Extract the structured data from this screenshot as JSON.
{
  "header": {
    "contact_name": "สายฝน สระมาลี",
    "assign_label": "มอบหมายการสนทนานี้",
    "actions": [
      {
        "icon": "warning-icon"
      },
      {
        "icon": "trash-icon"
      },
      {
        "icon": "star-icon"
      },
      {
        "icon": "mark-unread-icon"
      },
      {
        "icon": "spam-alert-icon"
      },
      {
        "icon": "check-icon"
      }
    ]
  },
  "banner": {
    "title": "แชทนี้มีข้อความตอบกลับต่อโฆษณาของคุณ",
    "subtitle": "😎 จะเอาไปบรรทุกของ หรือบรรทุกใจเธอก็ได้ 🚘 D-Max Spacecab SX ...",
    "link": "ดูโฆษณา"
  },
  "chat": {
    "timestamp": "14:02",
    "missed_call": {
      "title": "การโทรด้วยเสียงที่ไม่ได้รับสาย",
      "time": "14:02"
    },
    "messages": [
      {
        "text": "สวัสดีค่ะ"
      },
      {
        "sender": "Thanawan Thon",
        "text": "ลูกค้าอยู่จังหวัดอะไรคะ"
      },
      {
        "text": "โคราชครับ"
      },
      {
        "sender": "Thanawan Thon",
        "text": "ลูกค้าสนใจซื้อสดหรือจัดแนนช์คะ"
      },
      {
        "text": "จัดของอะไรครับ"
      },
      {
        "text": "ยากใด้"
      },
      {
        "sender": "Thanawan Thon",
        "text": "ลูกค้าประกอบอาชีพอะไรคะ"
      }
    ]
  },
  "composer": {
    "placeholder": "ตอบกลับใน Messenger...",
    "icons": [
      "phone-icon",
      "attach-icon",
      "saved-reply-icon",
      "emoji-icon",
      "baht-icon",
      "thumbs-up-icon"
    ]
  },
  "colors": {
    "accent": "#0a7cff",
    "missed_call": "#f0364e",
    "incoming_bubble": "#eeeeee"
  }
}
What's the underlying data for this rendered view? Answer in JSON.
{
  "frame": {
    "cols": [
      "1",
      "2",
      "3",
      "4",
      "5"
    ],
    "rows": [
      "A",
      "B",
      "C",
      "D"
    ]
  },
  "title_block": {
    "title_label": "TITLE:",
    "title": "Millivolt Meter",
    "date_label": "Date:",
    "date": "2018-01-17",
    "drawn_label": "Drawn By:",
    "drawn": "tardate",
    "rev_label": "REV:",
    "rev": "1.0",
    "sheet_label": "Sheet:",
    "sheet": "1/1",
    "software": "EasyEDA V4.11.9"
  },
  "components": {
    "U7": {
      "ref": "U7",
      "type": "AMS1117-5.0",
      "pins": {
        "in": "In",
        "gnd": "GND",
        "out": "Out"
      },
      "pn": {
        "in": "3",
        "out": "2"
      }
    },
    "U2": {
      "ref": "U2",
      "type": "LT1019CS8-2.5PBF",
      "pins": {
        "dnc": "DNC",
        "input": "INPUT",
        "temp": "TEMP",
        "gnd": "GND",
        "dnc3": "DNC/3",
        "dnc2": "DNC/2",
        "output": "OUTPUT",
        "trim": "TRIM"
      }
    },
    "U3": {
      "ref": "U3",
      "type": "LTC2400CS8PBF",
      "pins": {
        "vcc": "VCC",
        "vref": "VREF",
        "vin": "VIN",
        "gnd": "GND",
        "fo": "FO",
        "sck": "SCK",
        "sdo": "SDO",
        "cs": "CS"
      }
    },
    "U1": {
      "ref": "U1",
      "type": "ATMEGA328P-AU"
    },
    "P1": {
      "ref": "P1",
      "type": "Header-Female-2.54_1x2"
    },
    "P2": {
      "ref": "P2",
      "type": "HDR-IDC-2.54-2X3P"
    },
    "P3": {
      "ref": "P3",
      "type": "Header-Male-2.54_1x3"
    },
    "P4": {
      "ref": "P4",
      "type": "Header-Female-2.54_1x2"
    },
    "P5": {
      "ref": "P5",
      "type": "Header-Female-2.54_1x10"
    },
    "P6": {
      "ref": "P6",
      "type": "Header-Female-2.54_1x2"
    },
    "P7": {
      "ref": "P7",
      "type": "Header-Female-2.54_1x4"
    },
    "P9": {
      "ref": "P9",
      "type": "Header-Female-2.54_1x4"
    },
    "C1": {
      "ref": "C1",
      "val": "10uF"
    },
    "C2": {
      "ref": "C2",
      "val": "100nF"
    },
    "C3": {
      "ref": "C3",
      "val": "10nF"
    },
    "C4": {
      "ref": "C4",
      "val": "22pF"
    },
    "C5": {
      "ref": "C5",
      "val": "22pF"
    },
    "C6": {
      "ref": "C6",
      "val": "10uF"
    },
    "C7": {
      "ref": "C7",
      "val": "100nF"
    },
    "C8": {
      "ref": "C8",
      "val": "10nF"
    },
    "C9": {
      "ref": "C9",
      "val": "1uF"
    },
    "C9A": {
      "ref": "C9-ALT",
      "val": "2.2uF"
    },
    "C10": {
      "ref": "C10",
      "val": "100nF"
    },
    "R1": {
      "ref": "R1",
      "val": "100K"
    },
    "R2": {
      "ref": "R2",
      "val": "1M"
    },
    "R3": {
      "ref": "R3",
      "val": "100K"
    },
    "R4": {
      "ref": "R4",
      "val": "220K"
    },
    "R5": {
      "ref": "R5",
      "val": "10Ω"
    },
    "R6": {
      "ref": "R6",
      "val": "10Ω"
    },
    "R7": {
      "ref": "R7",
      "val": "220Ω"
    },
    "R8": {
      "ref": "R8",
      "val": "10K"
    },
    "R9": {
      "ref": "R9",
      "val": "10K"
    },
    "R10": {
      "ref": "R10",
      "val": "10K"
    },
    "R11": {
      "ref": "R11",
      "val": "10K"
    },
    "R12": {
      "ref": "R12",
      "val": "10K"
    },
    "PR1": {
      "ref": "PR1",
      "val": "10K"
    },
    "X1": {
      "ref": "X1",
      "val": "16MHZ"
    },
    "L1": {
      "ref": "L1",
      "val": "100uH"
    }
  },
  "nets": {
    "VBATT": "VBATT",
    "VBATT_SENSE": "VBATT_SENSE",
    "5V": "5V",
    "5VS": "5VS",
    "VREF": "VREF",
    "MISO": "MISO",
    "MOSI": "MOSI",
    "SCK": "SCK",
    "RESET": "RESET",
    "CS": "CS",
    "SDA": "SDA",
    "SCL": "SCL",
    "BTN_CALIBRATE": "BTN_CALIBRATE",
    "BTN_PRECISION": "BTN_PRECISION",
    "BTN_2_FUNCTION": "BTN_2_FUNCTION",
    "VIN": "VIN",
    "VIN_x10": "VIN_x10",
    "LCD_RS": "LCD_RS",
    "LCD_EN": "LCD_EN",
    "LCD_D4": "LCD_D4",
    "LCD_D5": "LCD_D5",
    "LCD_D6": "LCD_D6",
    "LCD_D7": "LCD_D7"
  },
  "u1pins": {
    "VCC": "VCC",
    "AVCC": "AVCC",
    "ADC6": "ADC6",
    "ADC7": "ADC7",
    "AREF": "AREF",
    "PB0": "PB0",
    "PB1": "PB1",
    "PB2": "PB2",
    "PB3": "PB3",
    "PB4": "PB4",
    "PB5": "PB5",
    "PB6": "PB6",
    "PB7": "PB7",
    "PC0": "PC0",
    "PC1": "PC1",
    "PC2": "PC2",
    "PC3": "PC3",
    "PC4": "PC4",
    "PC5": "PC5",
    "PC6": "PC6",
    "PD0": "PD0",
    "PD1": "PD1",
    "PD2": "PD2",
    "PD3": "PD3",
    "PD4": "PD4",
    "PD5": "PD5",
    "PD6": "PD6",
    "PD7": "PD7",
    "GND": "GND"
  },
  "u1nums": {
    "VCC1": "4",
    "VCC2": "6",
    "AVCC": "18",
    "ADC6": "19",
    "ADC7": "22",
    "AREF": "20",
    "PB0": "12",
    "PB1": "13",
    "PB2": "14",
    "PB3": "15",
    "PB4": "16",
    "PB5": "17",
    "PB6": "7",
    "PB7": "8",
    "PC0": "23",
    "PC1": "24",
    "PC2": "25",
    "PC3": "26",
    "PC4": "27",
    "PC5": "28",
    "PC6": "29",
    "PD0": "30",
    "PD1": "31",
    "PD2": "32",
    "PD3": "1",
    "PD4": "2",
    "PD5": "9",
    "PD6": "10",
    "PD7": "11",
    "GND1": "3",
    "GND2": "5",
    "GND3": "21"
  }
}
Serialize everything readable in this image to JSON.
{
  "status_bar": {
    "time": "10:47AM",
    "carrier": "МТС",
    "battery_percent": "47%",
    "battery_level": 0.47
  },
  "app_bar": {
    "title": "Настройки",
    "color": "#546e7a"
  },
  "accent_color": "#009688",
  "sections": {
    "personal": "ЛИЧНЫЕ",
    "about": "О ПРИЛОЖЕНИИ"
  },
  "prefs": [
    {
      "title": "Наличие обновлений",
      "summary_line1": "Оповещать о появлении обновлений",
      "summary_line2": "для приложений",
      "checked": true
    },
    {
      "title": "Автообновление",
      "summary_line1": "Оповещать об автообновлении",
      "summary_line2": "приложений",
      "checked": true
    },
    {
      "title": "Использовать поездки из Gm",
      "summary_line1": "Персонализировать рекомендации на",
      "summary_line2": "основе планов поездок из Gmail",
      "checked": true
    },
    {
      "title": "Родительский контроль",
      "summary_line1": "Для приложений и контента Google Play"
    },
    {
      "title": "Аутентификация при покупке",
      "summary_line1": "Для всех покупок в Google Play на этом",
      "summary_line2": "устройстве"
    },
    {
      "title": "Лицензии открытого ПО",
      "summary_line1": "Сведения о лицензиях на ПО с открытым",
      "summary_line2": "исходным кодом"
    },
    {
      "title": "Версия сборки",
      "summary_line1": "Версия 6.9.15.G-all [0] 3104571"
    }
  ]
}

===

[Task directions] Work through the records line by line and tally those holding "Play". Reply with the number alone.

[Response to this task] 2